(Stored records)
▽
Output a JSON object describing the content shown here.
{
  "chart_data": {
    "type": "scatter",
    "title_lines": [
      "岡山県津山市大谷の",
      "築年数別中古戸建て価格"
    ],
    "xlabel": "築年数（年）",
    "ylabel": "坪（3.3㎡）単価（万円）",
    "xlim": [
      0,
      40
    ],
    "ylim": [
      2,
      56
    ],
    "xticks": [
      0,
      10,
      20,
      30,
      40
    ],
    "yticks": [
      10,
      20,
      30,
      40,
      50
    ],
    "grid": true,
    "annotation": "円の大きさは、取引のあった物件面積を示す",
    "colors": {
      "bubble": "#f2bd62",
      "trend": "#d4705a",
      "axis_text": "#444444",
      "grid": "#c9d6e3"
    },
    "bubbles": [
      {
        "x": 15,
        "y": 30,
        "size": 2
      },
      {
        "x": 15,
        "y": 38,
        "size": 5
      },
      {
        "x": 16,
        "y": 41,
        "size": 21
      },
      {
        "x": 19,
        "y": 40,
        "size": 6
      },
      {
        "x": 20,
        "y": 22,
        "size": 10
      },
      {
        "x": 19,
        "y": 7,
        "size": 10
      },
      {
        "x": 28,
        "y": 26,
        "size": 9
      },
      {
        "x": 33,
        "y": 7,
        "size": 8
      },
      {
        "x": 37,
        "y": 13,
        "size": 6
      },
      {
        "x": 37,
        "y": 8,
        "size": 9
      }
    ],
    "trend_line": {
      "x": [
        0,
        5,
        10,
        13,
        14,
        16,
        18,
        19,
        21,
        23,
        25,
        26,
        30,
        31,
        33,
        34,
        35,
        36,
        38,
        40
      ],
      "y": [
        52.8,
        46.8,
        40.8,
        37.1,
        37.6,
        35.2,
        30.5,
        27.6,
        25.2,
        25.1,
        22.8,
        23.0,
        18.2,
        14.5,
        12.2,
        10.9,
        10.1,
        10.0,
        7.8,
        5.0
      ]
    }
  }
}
△
▽
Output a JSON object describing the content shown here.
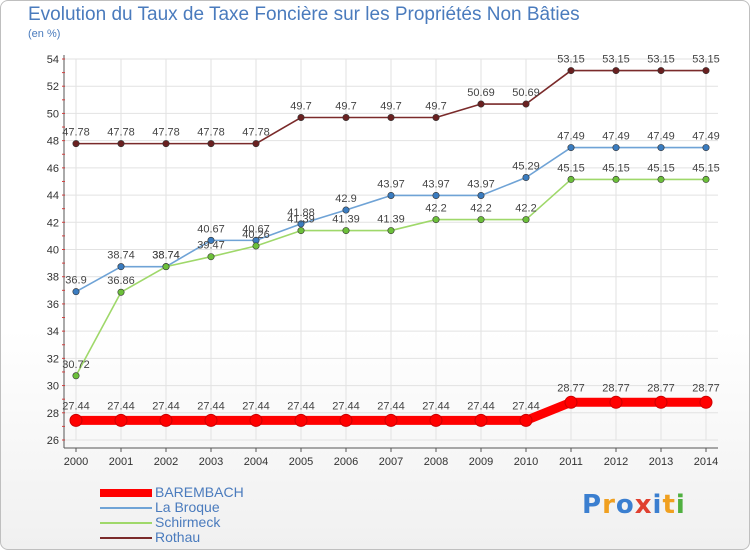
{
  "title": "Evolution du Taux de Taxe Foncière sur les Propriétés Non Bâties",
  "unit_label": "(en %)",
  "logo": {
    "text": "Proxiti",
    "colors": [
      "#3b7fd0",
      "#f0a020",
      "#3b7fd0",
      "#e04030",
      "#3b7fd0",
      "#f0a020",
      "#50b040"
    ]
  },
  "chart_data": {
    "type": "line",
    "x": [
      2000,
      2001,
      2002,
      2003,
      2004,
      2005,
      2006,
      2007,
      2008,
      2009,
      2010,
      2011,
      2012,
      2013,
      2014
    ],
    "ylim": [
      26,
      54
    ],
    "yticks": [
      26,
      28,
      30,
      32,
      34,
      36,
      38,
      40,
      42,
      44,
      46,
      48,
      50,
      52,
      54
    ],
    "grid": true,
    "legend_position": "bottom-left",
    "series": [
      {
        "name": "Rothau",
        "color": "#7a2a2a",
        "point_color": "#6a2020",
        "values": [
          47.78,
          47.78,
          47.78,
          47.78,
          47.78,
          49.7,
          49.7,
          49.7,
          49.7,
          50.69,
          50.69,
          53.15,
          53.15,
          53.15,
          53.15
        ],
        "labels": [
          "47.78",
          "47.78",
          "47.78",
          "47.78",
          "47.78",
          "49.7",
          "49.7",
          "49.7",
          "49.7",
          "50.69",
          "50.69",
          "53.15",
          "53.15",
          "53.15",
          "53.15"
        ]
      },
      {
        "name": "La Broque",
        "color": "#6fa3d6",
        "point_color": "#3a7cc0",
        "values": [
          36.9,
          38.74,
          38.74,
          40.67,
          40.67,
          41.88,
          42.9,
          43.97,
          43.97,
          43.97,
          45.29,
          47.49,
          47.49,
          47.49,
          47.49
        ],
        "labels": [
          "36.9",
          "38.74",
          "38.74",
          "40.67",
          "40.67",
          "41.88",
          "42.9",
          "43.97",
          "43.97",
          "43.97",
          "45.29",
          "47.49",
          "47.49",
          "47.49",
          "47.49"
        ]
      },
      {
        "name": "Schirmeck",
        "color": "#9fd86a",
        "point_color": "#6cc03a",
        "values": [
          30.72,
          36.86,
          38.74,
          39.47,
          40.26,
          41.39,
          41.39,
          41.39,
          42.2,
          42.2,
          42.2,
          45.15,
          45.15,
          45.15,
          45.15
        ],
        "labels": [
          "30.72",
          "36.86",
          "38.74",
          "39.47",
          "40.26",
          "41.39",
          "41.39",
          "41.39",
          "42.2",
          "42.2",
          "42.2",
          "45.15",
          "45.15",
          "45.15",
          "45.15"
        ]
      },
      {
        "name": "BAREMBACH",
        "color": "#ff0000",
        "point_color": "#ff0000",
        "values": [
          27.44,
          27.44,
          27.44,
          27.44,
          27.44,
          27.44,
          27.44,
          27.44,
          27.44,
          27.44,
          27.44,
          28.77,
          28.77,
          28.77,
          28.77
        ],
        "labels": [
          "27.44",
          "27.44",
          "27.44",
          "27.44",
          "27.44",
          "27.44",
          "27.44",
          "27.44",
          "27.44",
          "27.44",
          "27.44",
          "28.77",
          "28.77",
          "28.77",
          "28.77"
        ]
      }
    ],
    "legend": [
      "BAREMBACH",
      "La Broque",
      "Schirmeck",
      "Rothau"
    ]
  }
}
△
* [Problem details]: Copy out all lines that carry the word "size".

* [Answer to this exercise]:
        "size": 2
        "size": 5
        "size": 21
        "size": 6
        "size": 10
        "size": 10
        "size": 9
        "size": 8
        "size": 6
        "size": 9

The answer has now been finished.